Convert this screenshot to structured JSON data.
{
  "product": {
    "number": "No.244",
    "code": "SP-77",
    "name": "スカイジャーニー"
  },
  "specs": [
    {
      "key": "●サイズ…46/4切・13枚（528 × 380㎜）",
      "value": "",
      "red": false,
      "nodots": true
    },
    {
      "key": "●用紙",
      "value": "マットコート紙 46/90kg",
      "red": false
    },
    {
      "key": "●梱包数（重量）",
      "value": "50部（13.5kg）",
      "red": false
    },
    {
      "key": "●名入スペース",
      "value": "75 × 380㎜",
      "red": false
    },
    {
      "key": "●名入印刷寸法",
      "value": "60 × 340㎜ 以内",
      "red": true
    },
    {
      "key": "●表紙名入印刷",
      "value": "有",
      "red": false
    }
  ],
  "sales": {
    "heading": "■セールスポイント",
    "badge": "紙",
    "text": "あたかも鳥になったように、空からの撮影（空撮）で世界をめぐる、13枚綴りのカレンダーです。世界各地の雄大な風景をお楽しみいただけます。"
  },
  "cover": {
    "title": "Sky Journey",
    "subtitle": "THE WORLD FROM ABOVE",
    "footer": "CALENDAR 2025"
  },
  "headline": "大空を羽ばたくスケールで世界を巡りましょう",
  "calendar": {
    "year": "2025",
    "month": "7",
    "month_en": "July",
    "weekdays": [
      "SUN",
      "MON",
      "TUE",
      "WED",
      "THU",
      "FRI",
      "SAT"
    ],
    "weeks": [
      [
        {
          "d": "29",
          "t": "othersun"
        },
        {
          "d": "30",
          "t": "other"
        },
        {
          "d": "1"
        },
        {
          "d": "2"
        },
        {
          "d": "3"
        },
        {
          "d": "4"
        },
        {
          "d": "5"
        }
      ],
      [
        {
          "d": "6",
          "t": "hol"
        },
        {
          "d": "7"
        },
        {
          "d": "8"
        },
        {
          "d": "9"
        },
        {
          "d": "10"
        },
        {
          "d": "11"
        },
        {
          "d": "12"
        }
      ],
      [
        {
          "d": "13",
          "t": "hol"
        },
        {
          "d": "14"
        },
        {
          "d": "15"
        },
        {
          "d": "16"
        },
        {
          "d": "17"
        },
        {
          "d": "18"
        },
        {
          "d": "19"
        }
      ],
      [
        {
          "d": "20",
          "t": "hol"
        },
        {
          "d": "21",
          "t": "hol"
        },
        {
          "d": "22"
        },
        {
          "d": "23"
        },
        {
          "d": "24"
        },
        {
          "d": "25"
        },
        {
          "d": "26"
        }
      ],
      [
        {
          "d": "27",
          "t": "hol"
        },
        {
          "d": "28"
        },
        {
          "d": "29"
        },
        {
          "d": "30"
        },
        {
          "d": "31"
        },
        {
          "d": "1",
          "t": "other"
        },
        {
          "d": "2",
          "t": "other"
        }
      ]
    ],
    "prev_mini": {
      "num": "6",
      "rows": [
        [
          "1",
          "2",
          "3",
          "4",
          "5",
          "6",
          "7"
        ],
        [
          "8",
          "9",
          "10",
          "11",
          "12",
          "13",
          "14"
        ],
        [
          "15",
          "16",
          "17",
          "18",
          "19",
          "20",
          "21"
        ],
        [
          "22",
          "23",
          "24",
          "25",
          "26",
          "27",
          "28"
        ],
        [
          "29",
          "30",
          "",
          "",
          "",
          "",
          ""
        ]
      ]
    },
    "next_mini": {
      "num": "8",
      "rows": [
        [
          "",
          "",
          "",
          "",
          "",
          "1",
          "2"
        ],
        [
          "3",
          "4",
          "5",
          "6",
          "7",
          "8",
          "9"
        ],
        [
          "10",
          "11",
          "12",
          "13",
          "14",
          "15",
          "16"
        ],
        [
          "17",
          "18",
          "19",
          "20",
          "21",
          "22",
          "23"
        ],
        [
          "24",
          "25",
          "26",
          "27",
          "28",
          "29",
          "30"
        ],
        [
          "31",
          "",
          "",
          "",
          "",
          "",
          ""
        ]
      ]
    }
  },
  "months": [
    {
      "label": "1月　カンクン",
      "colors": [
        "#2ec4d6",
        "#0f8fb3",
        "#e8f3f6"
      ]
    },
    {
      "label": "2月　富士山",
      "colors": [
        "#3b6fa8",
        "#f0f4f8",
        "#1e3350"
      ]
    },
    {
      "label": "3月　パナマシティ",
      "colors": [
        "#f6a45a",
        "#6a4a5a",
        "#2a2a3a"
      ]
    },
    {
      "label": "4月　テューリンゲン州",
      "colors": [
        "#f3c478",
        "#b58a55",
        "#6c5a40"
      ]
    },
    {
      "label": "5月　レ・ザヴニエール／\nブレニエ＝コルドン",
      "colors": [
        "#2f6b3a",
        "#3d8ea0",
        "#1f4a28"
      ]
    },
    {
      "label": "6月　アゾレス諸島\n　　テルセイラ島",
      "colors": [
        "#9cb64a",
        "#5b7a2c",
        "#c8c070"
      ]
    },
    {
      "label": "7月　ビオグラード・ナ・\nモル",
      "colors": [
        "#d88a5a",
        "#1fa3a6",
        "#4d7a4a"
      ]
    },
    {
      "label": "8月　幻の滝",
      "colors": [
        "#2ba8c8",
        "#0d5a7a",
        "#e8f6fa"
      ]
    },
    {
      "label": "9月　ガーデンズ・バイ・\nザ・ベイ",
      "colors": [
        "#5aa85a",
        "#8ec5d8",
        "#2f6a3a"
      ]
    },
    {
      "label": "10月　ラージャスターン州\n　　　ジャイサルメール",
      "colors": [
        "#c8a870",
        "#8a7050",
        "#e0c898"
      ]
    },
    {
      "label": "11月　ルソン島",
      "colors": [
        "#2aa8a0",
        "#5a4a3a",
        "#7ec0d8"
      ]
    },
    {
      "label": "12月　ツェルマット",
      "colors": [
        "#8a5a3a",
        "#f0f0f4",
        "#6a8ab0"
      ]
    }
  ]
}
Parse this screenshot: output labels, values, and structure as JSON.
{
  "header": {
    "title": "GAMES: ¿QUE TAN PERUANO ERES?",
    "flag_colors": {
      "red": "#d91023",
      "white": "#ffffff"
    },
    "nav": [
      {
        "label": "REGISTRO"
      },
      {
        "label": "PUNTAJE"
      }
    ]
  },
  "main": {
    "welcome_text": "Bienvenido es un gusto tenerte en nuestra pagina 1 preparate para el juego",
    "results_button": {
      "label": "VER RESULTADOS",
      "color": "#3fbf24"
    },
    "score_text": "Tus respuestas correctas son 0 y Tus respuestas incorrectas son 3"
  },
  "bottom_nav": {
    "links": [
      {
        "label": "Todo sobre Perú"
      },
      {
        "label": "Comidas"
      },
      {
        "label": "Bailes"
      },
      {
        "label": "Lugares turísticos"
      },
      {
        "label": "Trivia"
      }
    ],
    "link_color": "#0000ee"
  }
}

Task details:
Copy exactly the lines of the listing above, beginning at the line with "Parse this screenshot: output" and ending at its final line; write out nothing else.

Result:
Parse this screenshot: output labels, values, and structure as JSON.
{
  "header": {
    "title": "GAMES: ¿QUE TAN PERUANO ERES?",
    "flag_colors": {
      "red": "#d91023",
      "white": "#ffffff"
    },
    "nav": [
      {
        "label": "REGISTRO"
      },
      {
        "label": "PUNTAJE"
      }
    ]
  },
  "main": {
    "welcome_text": "Bienvenido es un gusto tenerte en nuestra pagina 1 preparate para el juego",
    "results_button": {
      "label": "VER RESULTADOS",
      "color": "#3fbf24"
    },
    "score_text": "Tus respuestas correctas son 0 y Tus respuestas incorrectas son 3"
  },
  "bottom_nav": {
    "links": [
      {
        "label": "Todo sobre Perú"
      },
      {
        "label": "Comidas"
      },
      {
        "label": "Bailes"
      },
      {
        "label": "Lugares turísticos"
      },
      {
        "label": "Trivia"
      }
    ],
    "link_color": "#0000ee"
  }
}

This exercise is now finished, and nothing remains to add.